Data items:
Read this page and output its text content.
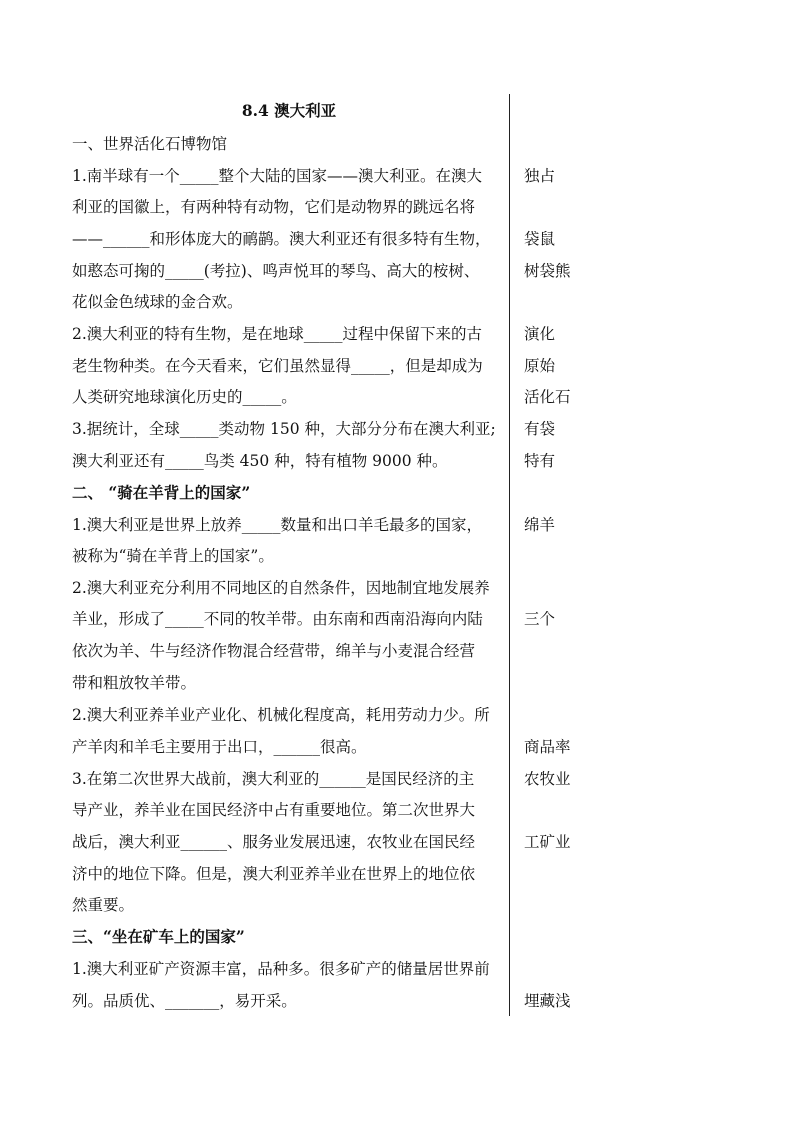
8.4 澳大利亚
一、世界活化石博物馆
1.南半球有一个_____整个大陆的国家——澳大利亚。在澳大
利亚的国徽上，有两种特有动物，它们是动物界的跳远名将
——______和形体庞大的鸸鹋。澳大利亚还有很多特有生物，
如憨态可掬的_____(考拉)、鸣声悦耳的琴鸟、高大的桉树、
花似金色绒球的金合欢。
2.澳大利亚的特有生物，是在地球_____过程中保留下来的古
老生物种类。在今天看来，它们虽然显得_____，但是却成为
人类研究地球演化历史的_____。
3.据统计，全球_____类动物 150 种，大部分分布在澳大利亚;
澳大利亚还有_____鸟类 450 种，特有植物 9000 种。
二、 “骑在羊背上的国家”
1.澳大利亚是世界上放养_____数量和出口羊毛最多的国家，
被称为“骑在羊背上的国家”。
2.澳大利亚充分利用不同地区的自然条件，因地制宜地发展养
羊业，形成了_____不同的牧羊带。由东南和西南沿海向内陆
依次为羊、牛与经济作物混合经营带，绵羊与小麦混合经营
带和粗放牧羊带。
2.澳大利亚养羊业产业化、机械化程度高，耗用劳动力少。所
产羊肉和羊毛主要用于出口，______很高。
3.在第二次世界大战前，澳大利亚的______是国民经济的主
导产业，养羊业在国民经济中占有重要地位。第二次世界大
战后，澳大利亚______、服务业发展迅速，农牧业在国民经
济中的地位下降。但是，澳大利亚养羊业在世界上的地位依
然重要。
三、“坐在矿车上的国家”
1.澳大利亚矿产资源丰富，品种多。很多矿产的储量居世界前
列。品质优、_______，易开采。
独占
袋鼠
树袋熊
演化
原始
活化石
有袋
特有
绵羊
三个
商品率
农牧业
工矿业
埋藏浅
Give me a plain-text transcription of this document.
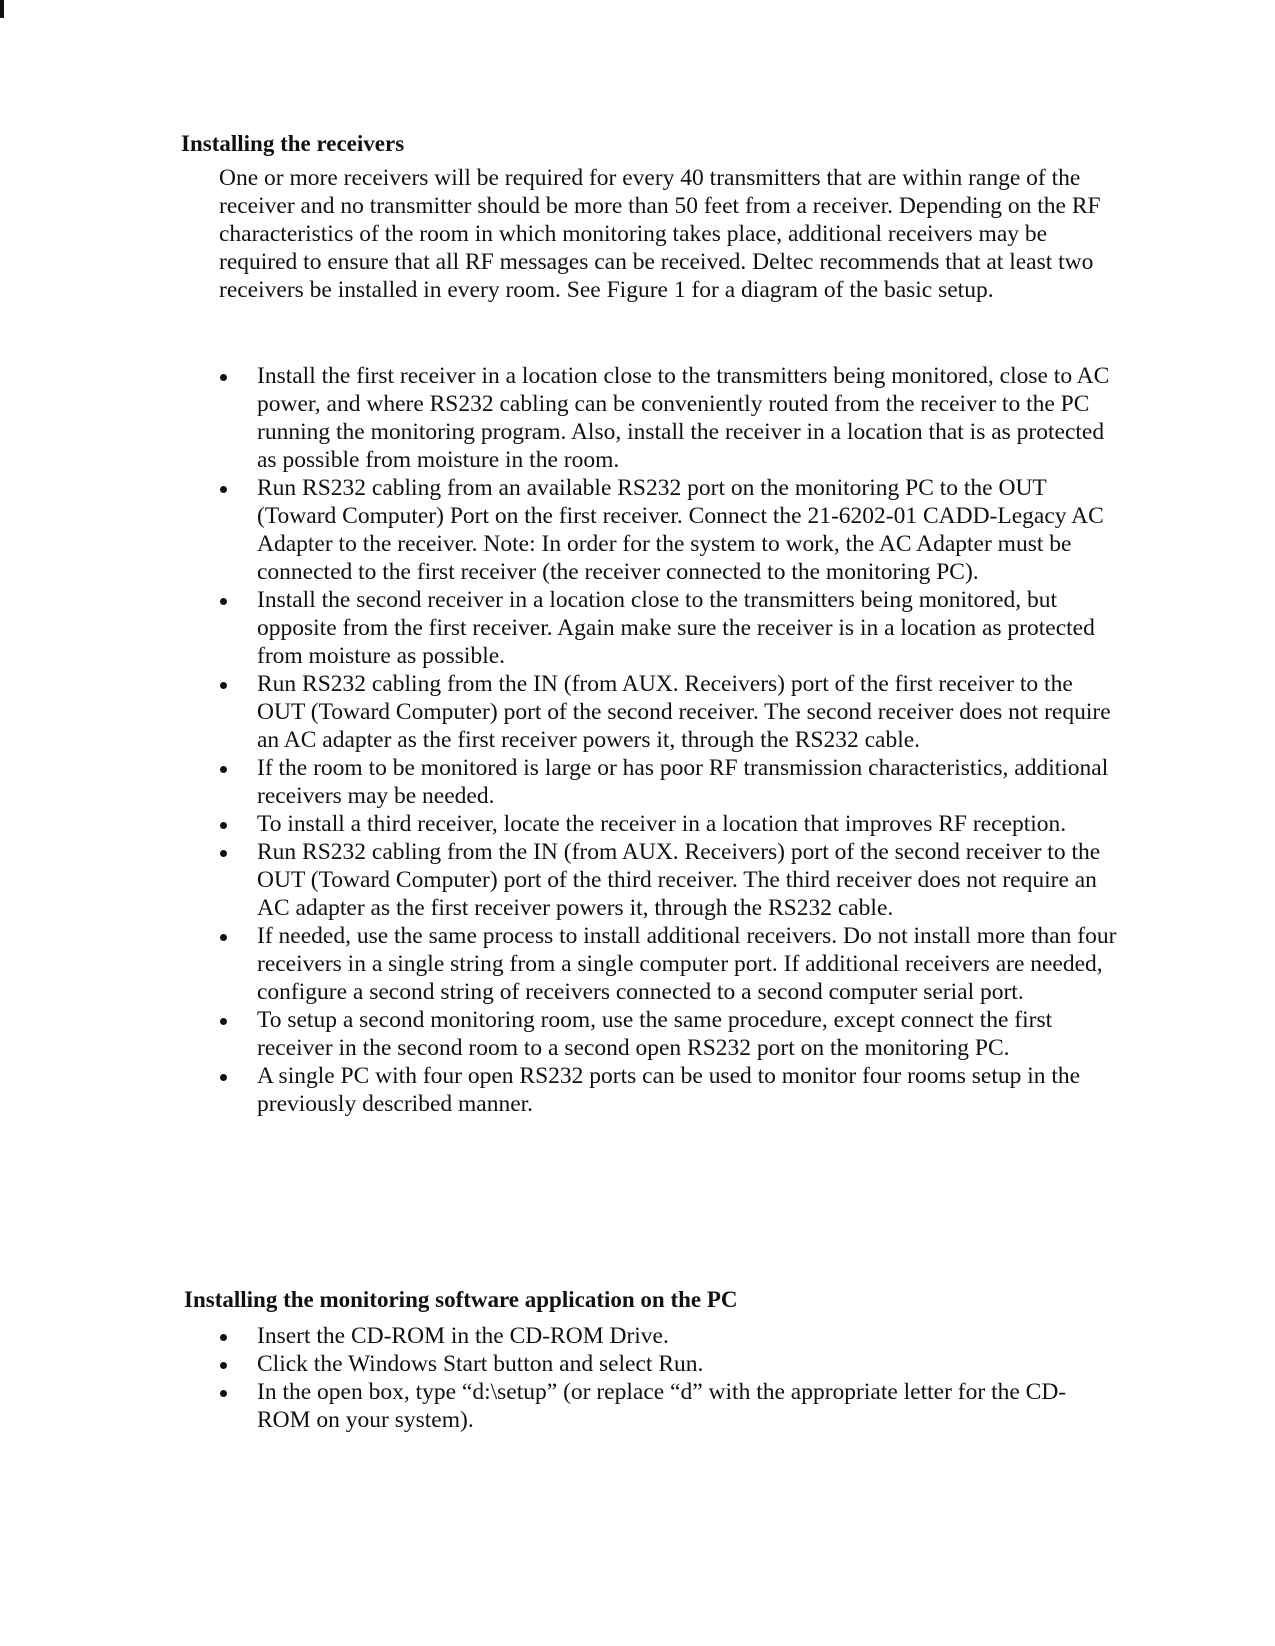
Installing the receivers

One or more receivers will be required for every 40 transmitters that are within range of the receiver and no transmitter should be more than 50 feet from a receiver. Depending on the RF characteristics of the room in which monitoring takes place, additional receivers may be required to ensure that all RF messages can be received. Deltec recommends that at least two receivers be installed in every room. See Figure 1 for a diagram of the basic setup.

Install the first receiver in a location close to the transmitters being monitored, close to AC power, and where RS232 cabling can be conveniently routed from the receiver to the PC running the monitoring program. Also, install the receiver in a location that is as protected as possible from moisture in the room.
Run RS232 cabling from an available RS232 port on the monitoring PC to the OUT (Toward Computer) Port on the first receiver. Connect the 21-6202-01 CADD-Legacy AC Adapter to the receiver. Note: In order for the system to work, the AC Adapter must be connected to the first receiver (the receiver connected to the monitoring PC).
Install the second receiver in a location close to the transmitters being monitored, but opposite from the first receiver. Again make sure the receiver is in a location as protected from moisture as possible.
Run RS232 cabling from the IN (from AUX. Receivers) port of the first receiver to the OUT (Toward Computer) port of the second receiver. The second receiver does not require an AC adapter as the first receiver powers it, through the RS232 cable.
If the room to be monitored is large or has poor RF transmission characteristics, additional receivers may be needed.
To install a third receiver, locate the receiver in a location that improves RF reception.
Run RS232 cabling from the IN (from AUX. Receivers) port of the second receiver to the OUT (Toward Computer) port of the third receiver. The third receiver does not require an AC adapter as the first receiver powers it, through the RS232 cable.
If needed, use the same process to install additional receivers. Do not install more than four receivers in a single string from a single computer port. If additional receivers are needed, configure a second string of receivers connected to a second computer serial port.
To setup a second monitoring room, use the same procedure, except connect the first receiver in the second room to a second open RS232 port on the monitoring PC.
A single PC with four open RS232 ports can be used to monitor four rooms setup in the previously described manner.
Installing the monitoring software application on the PC
Insert the CD-ROM in the CD-ROM Drive.
Click the Windows Start button and select Run.
In the open box, type “d:\setup” (or replace “d” with the appropriate letter for the CD-ROM on your system).
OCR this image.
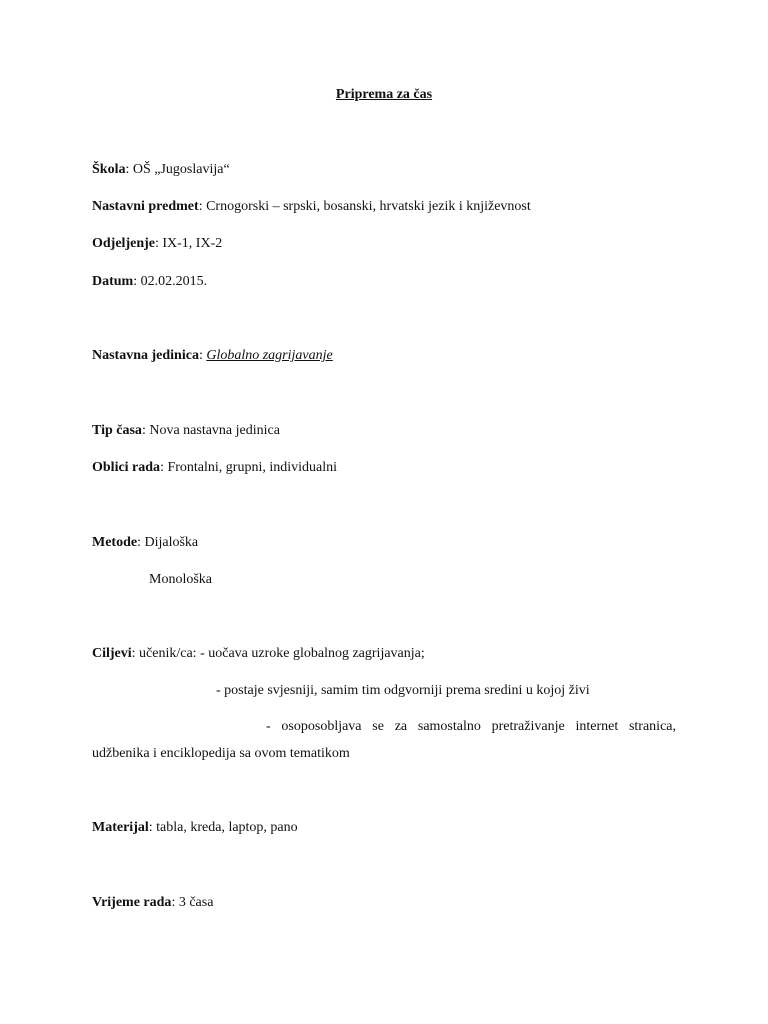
Priprema za čas
Škola: OŠ „Jugoslavija“
Nastavni predmet: Crnogorski – srpski, bosanski, hrvatski jezik i književnost
Odjeljenje: IX-1, IX-2
Datum: 02.02.2015.
Nastavna jedinica: Globalno zagrijavanje
Tip časa: Nova nastavna jedinica
Oblici rada: Frontalni, grupni, individualni
Metode: Dijaloška
Monološka
Ciljevi: učenik/ca: - uočava uzroke globalnog zagrijavanja;
- postaje svjesniji, samim tim odgvorniji prema sredini u kojoj živi
- osoposobljava se za samostalno pretraživanje internet stranica,
udžbenika i enciklopedija sa ovom tematikom
Materijal: tabla, kreda, laptop, pano
Vrijeme rada: 3 časa
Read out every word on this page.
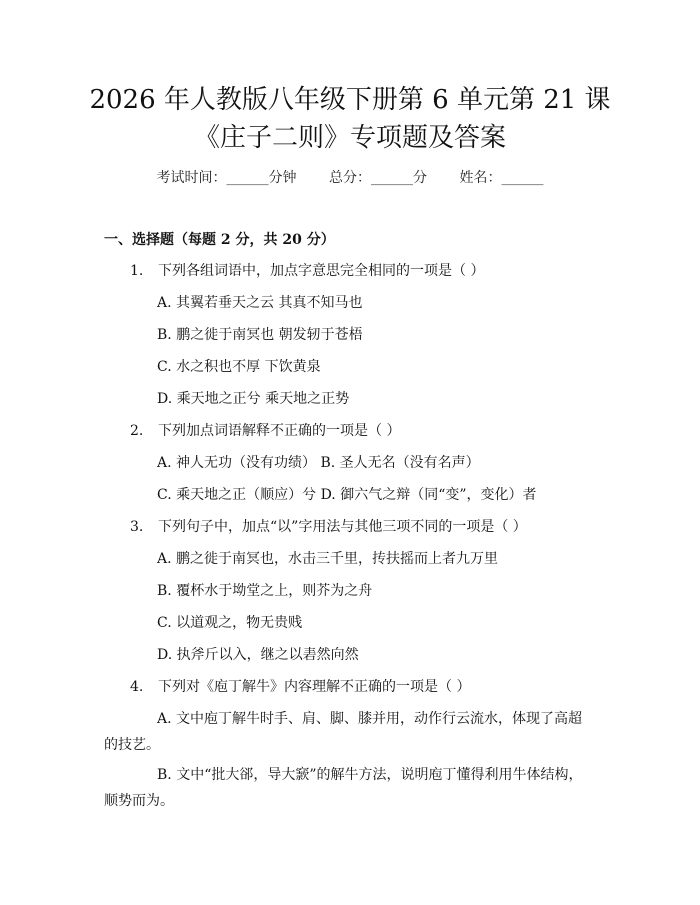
2026 年人教版八年级下册第 6 单元第 21 课
《庄子二则》专项题及答案
考试时间：______分钟 总分：______分 姓名：______
一、选择题（每题 2 分，共 20 分）
1. 下列各组词语中，加点字意思完全相同的一项是（ ）
A. 其翼若垂天之云 其真不知马也
B. 鹏之徙于南冥也 朝发轫于苍梧
C. 水之积也不厚 下饮黄泉
D. 乘天地之正兮 乘天地之正势
2. 下列加点词语解释不正确的一项是（ ）
A. 神人无功（没有功绩） B. 圣人无名（没有名声）
C. 乘天地之正（顺应）兮 D. 御六气之辩（同“变”，变化）者
3. 下列句子中，加点“以”字用法与其他三项不同的一项是（ ）
A. 鹏之徙于南冥也，水击三千里，抟扶摇而上者九万里
B. 覆杯水于坳堂之上，则芥为之舟
C. 以道观之，物无贵贱
D. 执斧斤以入，继之以砉然向然
4. 下列对《庖丁解牛》内容理解不正确的一项是（ ）
A. 文中庖丁解牛时手、肩、脚、膝并用，动作行云流水，体现了高超的技艺。
B. 文中“批大郤，导大窾”的解牛方法，说明庖丁懂得利用牛体结构，顺势而为。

__Short task__
Make a word-for-word copy of the entries, without any pictures.

__Complete response__
Read this page and output its text content.
8.4 澳大利亚
一、世界活化石博物馆
1.南半球有一个_____整个大陆的国家——澳大利亚。在澳大
利亚的国徽上，有两种特有动物，它们是动物界的跳远名将
——______和形体庞大的鸸鹋。澳大利亚还有很多特有生物，
如憨态可掬的_____(考拉)、鸣声悦耳的琴鸟、高大的桉树、
花似金色绒球的金合欢。
2.澳大利亚的特有生物，是在地球_____过程中保留下来的古
老生物种类。在今天看来，它们虽然显得_____，但是却成为
人类研究地球演化历史的_____。
3.据统计，全球_____类动物 150 种，大部分分布在澳大利亚;
澳大利亚还有_____鸟类 450 种，特有植物 9000 种。
二、 “骑在羊背上的国家”
1.澳大利亚是世界上放养_____数量和出口羊毛最多的国家，
被称为“骑在羊背上的国家”。
2.澳大利亚充分利用不同地区的自然条件，因地制宜地发展养
羊业，形成了_____不同的牧羊带。由东南和西南沿海向内陆
依次为羊、牛与经济作物混合经营带，绵羊与小麦混合经营
带和粗放牧羊带。
2.澳大利亚养羊业产业化、机械化程度高，耗用劳动力少。所
产羊肉和羊毛主要用于出口，______很高。
3.在第二次世界大战前，澳大利亚的______是国民经济的主
导产业，养羊业在国民经济中占有重要地位。第二次世界大
战后，澳大利亚______、服务业发展迅速，农牧业在国民经
济中的地位下降。但是，澳大利亚养羊业在世界上的地位依
然重要。
三、“坐在矿车上的国家”
1.澳大利亚矿产资源丰富，品种多。很多矿产的储量居世界前
列。品质优、_______，易开采。
独占
袋鼠
树袋熊
演化
原始
活化石
有袋
特有
绵羊
三个
商品率
农牧业
工矿业
埋藏浅
Give me a plain-text transcription of this document.
Installing the receivers

One or more receivers will be required for every 40 transmitters that are within range of the receiver and no transmitter should be more than 50 feet from a receiver. Depending on the RF characteristics of the room in which monitoring takes place, additional receivers may be required to ensure that all RF messages can be received. Deltec recommends that at least two receivers be installed in every room. See Figure 1 for a diagram of the basic setup.

Install the first receiver in a location close to the transmitters being monitored, close to AC power, and where RS232 cabling can be conveniently routed from the receiver to the PC running the monitoring program. Also, install the receiver in a location that is as protected as possible from moisture in the room.
Run RS232 cabling from an available RS232 port on the monitoring PC to the OUT (Toward Computer) Port on the first receiver. Connect the 21-6202-01 CADD-Legacy AC Adapter to the receiver. Note: In order for the system to work, the AC Adapter must be connected to the first receiver (the receiver connected to the monitoring PC).
Install the second receiver in a location close to the transmitters being monitored, but opposite from the first receiver. Again make sure the receiver is in a location as protected from moisture as possible.
Run RS232 cabling from the IN (from AUX. Receivers) port of the first receiver to the OUT (Toward Computer) port of the second receiver. The second receiver does not require an AC adapter as the first receiver powers it, through the RS232 cable.
If the room to be monitored is large or has poor RF transmission characteristics, additional receivers may be needed.
To install a third receiver, locate the receiver in a location that improves RF reception.
Run RS232 cabling from the IN (from AUX. Receivers) port of the second receiver to the OUT (Toward Computer) port of the third receiver. The third receiver does not require an AC adapter as the first receiver powers it, through the RS232 cable.
If needed, use the same process to install additional receivers. Do not install more than four receivers in a single string from a single computer port. If additional receivers are needed, configure a second string of receivers connected to a second computer serial port.
To setup a second monitoring room, use the same procedure, except connect the first receiver in the second room to a second open RS232 port on the monitoring PC.
A single PC with four open RS232 ports can be used to monitor four rooms setup in the previously described manner.
Installing the monitoring software application on the PC
Insert the CD-ROM in the CD-ROM Drive.
Click the Windows Start button and select Run.
In the open box, type “d:\setup” (or replace “d” with the appropriate letter for the CD-ROM on your system).
OCR this image.
Priprema za čas
Škola: OŠ „Jugoslavija“
Nastavni predmet: Crnogorski – srpski, bosanski, hrvatski jezik i književnost
Odjeljenje: IX-1, IX-2
Datum: 02.02.2015.
Nastavna jedinica: Globalno zagrijavanje
Tip časa: Nova nastavna jedinica
Oblici rada: Frontalni, grupni, individualni
Metode: Dijaloška
Monološka
Ciljevi: učenik/ca: - uočava uzroke globalnog zagrijavanja;
- postaje svjesniji, samim tim odgvorniji prema sredini u kojoj živi
- osoposobljava se za samostalno pretraživanje internet stranica,
udžbenika i enciklopedija sa ovom tematikom
Materijal: tabla, kreda, laptop, pano
Vrijeme rada: 3 časa
Read out every word on this page.
2026 年人教版八年级下册第 6 单元第 21 课
《庄子二则》专项题及答案
考试时间：______分钟 总分：______分 姓名：______
一、选择题（每题 2 分，共 20 分）
1. 下列各组词语中，加点字意思完全相同的一项是（ ）
A. 其翼若垂天之云 其真不知马也
B. 鹏之徙于南冥也 朝发轫于苍梧
C. 水之积也不厚 下饮黄泉
D. 乘天地之正兮 乘天地之正势
2. 下列加点词语解释不正确的一项是（ ）
A. 神人无功（没有功绩） B. 圣人无名（没有名声）
C. 乘天地之正（顺应）兮 D. 御六气之辩（同“变”，变化）者
3. 下列句子中，加点“以”字用法与其他三项不同的一项是（ ）
A. 鹏之徙于南冥也，水击三千里，抟扶摇而上者九万里
B. 覆杯水于坳堂之上，则芥为之舟
C. 以道观之，物无贵贱
D. 执斧斤以入，继之以砉然向然
4. 下列对《庖丁解牛》内容理解不正确的一项是（ ）
A. 文中庖丁解牛时手、肩、脚、膝并用，动作行云流水，体现了高超的技艺。
B. 文中“批大郤，导大窾”的解牛方法，说明庖丁懂得利用牛体结构，顺势而为。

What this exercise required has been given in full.